Tally the lines that contain the string "dobrze" and state that total without comment.

[Part of a data file]:
• • • • • • •

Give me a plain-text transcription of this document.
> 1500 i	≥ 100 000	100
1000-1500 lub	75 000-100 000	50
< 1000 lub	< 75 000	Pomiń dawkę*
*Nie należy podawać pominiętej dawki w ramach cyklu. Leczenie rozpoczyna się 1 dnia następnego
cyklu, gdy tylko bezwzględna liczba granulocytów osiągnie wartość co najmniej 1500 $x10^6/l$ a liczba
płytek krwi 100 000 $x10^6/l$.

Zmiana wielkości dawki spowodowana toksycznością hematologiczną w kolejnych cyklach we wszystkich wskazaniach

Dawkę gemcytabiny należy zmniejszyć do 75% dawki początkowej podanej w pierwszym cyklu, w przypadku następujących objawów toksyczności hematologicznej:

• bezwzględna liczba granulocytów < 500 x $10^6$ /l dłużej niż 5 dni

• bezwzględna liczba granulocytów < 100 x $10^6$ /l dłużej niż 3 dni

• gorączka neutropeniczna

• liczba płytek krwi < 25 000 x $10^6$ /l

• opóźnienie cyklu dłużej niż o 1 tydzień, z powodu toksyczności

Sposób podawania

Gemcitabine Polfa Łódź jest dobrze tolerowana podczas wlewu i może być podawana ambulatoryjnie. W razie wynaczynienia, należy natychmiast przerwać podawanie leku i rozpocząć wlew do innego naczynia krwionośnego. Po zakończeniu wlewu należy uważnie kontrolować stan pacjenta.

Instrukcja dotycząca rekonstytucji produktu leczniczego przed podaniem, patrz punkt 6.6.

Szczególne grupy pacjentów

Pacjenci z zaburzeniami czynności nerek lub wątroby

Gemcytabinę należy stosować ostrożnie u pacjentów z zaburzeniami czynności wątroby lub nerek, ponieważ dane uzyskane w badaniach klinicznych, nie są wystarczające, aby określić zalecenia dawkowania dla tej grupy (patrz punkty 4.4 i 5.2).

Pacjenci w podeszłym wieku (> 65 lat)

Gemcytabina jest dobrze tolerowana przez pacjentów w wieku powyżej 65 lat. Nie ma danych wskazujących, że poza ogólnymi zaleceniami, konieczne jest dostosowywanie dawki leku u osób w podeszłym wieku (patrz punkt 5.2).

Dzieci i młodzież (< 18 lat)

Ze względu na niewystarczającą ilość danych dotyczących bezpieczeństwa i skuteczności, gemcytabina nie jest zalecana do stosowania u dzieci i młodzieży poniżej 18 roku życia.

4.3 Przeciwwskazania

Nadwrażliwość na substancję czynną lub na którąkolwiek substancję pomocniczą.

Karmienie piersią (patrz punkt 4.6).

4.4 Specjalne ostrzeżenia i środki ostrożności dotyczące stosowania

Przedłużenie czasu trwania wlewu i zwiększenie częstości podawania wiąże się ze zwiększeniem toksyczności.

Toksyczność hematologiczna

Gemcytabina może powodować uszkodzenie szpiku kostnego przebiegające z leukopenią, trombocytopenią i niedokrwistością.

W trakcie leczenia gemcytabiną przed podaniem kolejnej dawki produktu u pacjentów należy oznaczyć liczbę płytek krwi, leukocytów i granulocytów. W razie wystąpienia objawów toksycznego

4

• • • • • • •

[EXERCISE RESULT]: 2